**BRIEF:** Output each entry below as it stands, leaving out every picture.

* start MATERIAL FOR THIS EXERCISE *

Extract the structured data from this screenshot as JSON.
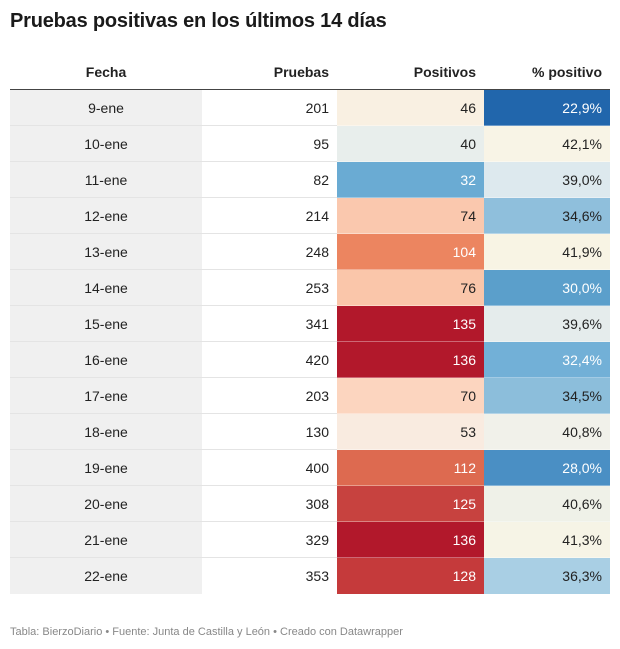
{
  "title": "Pruebas positivas en los últimos 14 días",
  "footer": "Tabla: BierzoDiario • Fuente: Junta de Castilla y León • Creado con Datawrapper",
  "chart_data": {
    "type": "table",
    "columns": [
      "Fecha",
      "Pruebas",
      "Positivos",
      "% positivo"
    ],
    "rows": [
      {
        "fecha": "9-ene",
        "pruebas": "201",
        "positivos": "46",
        "pct": "22,9%",
        "pos_bg": "#f9f0e2",
        "pos_fg": "#222222",
        "pct_bg": "#2166ac",
        "pct_fg": "#ffffff"
      },
      {
        "fecha": "10-ene",
        "pruebas": "95",
        "positivos": "40",
        "pct": "42,1%",
        "pos_bg": "#e8eeec",
        "pos_fg": "#222222",
        "pct_bg": "#f8f4e6",
        "pct_fg": "#222222"
      },
      {
        "fecha": "11-ene",
        "pruebas": "82",
        "positivos": "32",
        "pct": "39,0%",
        "pos_bg": "#6aabd3",
        "pos_fg": "#ffffff",
        "pct_bg": "#dde9ee",
        "pct_fg": "#222222"
      },
      {
        "fecha": "12-ene",
        "pruebas": "214",
        "positivos": "74",
        "pct": "34,6%",
        "pos_bg": "#fac8ae",
        "pos_fg": "#222222",
        "pct_bg": "#8fbfdc",
        "pct_fg": "#222222"
      },
      {
        "fecha": "13-ene",
        "pruebas": "248",
        "positivos": "104",
        "pct": "41,9%",
        "pos_bg": "#ec8560",
        "pos_fg": "#ffffff",
        "pct_bg": "#f8f4e4",
        "pct_fg": "#222222"
      },
      {
        "fecha": "14-ene",
        "pruebas": "253",
        "positivos": "76",
        "pct": "30,0%",
        "pos_bg": "#fac6aa",
        "pos_fg": "#222222",
        "pct_bg": "#5b9fcb",
        "pct_fg": "#ffffff"
      },
      {
        "fecha": "15-ene",
        "pruebas": "341",
        "positivos": "135",
        "pct": "39,6%",
        "pos_bg": "#b2182b",
        "pos_fg": "#ffffff",
        "pct_bg": "#e5ecec",
        "pct_fg": "#222222"
      },
      {
        "fecha": "16-ene",
        "pruebas": "420",
        "positivos": "136",
        "pct": "32,4%",
        "pos_bg": "#b2182b",
        "pos_fg": "#ffffff",
        "pct_bg": "#72b0d7",
        "pct_fg": "#ffffff"
      },
      {
        "fecha": "17-ene",
        "pruebas": "203",
        "positivos": "70",
        "pct": "34,5%",
        "pos_bg": "#fcd5bf",
        "pos_fg": "#222222",
        "pct_bg": "#8cbedb",
        "pct_fg": "#222222"
      },
      {
        "fecha": "18-ene",
        "pruebas": "130",
        "positivos": "53",
        "pct": "40,8%",
        "pos_bg": "#f9ebe0",
        "pos_fg": "#222222",
        "pct_bg": "#f1f1ea",
        "pct_fg": "#222222"
      },
      {
        "fecha": "19-ene",
        "pruebas": "400",
        "positivos": "112",
        "pct": "28,0%",
        "pos_bg": "#dd6a50",
        "pos_fg": "#ffffff",
        "pct_bg": "#4a8fc4",
        "pct_fg": "#ffffff"
      },
      {
        "fecha": "20-ene",
        "pruebas": "308",
        "positivos": "125",
        "pct": "40,6%",
        "pos_bg": "#c7423f",
        "pos_fg": "#ffffff",
        "pct_bg": "#eff1e8",
        "pct_fg": "#222222"
      },
      {
        "fecha": "21-ene",
        "pruebas": "329",
        "positivos": "136",
        "pct": "41,3%",
        "pos_bg": "#b2182b",
        "pos_fg": "#ffffff",
        "pct_bg": "#f6f4e6",
        "pct_fg": "#222222"
      },
      {
        "fecha": "22-ene",
        "pruebas": "353",
        "positivos": "128",
        "pct": "36,3%",
        "pos_bg": "#c53a3b",
        "pos_fg": "#ffffff",
        "pct_bg": "#a9cfe4",
        "pct_fg": "#222222"
      }
    ]
  }
}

* end MATERIAL FOR THIS EXERCISE *

**RESULT OF THE TASK:**
Extract the structured data from this screenshot as JSON.
{
  "title": "Pruebas positivas en los últimos 14 días",
  "footer": "Tabla: BierzoDiario • Fuente: Junta de Castilla y León • Creado con Datawrapper",
  "chart_data": {
    "type": "table",
    "columns": [
      "Fecha",
      "Pruebas",
      "Positivos",
      "% positivo"
    ],
    "rows": [
      {
        "fecha": "9-ene",
        "pruebas": "201",
        "positivos": "46",
        "pct": "22,9%",
        "pos_bg": "#f9f0e2",
        "pos_fg": "#222222",
        "pct_bg": "#2166ac",
        "pct_fg": "#ffffff"
      },
      {
        "fecha": "10-ene",
        "pruebas": "95",
        "positivos": "40",
        "pct": "42,1%",
        "pos_bg": "#e8eeec",
        "pos_fg": "#222222",
        "pct_bg": "#f8f4e6",
        "pct_fg": "#222222"
      },
      {
        "fecha": "11-ene",
        "pruebas": "82",
        "positivos": "32",
        "pct": "39,0%",
        "pos_bg": "#6aabd3",
        "pos_fg": "#ffffff",
        "pct_bg": "#dde9ee",
        "pct_fg": "#222222"
      },
      {
        "fecha": "12-ene",
        "pruebas": "214",
        "positivos": "74",
        "pct": "34,6%",
        "pos_bg": "#fac8ae",
        "pos_fg": "#222222",
        "pct_bg": "#8fbfdc",
        "pct_fg": "#222222"
      },
      {
        "fecha": "13-ene",
        "pruebas": "248",
        "positivos": "104",
        "pct": "41,9%",
        "pos_bg": "#ec8560",
        "pos_fg": "#ffffff",
        "pct_bg": "#f8f4e4",
        "pct_fg": "#222222"
      },
      {
        "fecha": "14-ene",
        "pruebas": "253",
        "positivos": "76",
        "pct": "30,0%",
        "pos_bg": "#fac6aa",
        "pos_fg": "#222222",
        "pct_bg": "#5b9fcb",
        "pct_fg": "#ffffff"
      },
      {
        "fecha": "15-ene",
        "pruebas": "341",
        "positivos": "135",
        "pct": "39,6%",
        "pos_bg": "#b2182b",
        "pos_fg": "#ffffff",
        "pct_bg": "#e5ecec",
        "pct_fg": "#222222"
      },
      {
        "fecha": "16-ene",
        "pruebas": "420",
        "positivos": "136",
        "pct": "32,4%",
        "pos_bg": "#b2182b",
        "pos_fg": "#ffffff",
        "pct_bg": "#72b0d7",
        "pct_fg": "#ffffff"
      },
      {
        "fecha": "17-ene",
        "pruebas": "203",
        "positivos": "70",
        "pct": "34,5%",
        "pos_bg": "#fcd5bf",
        "pos_fg": "#222222",
        "pct_bg": "#8cbedb",
        "pct_fg": "#222222"
      },
      {
        "fecha": "18-ene",
        "pruebas": "130",
        "positivos": "53",
        "pct": "40,8%",
        "pos_bg": "#f9ebe0",
        "pos_fg": "#222222",
        "pct_bg": "#f1f1ea",
        "pct_fg": "#222222"
      },
      {
        "fecha": "19-ene",
        "pruebas": "400",
        "positivos": "112",
        "pct": "28,0%",
        "pos_bg": "#dd6a50",
        "pos_fg": "#ffffff",
        "pct_bg": "#4a8fc4",
        "pct_fg": "#ffffff"
      },
      {
        "fecha": "20-ene",
        "pruebas": "308",
        "positivos": "125",
        "pct": "40,6%",
        "pos_bg": "#c7423f",
        "pos_fg": "#ffffff",
        "pct_bg": "#eff1e8",
        "pct_fg": "#222222"
      },
      {
        "fecha": "21-ene",
        "pruebas": "329",
        "positivos": "136",
        "pct": "41,3%",
        "pos_bg": "#b2182b",
        "pos_fg": "#ffffff",
        "pct_bg": "#f6f4e6",
        "pct_fg": "#222222"
      },
      {
        "fecha": "22-ene",
        "pruebas": "353",
        "positivos": "128",
        "pct": "36,3%",
        "pos_bg": "#c53a3b",
        "pos_fg": "#ffffff",
        "pct_bg": "#a9cfe4",
        "pct_fg": "#222222"
      }
    ]
  }
}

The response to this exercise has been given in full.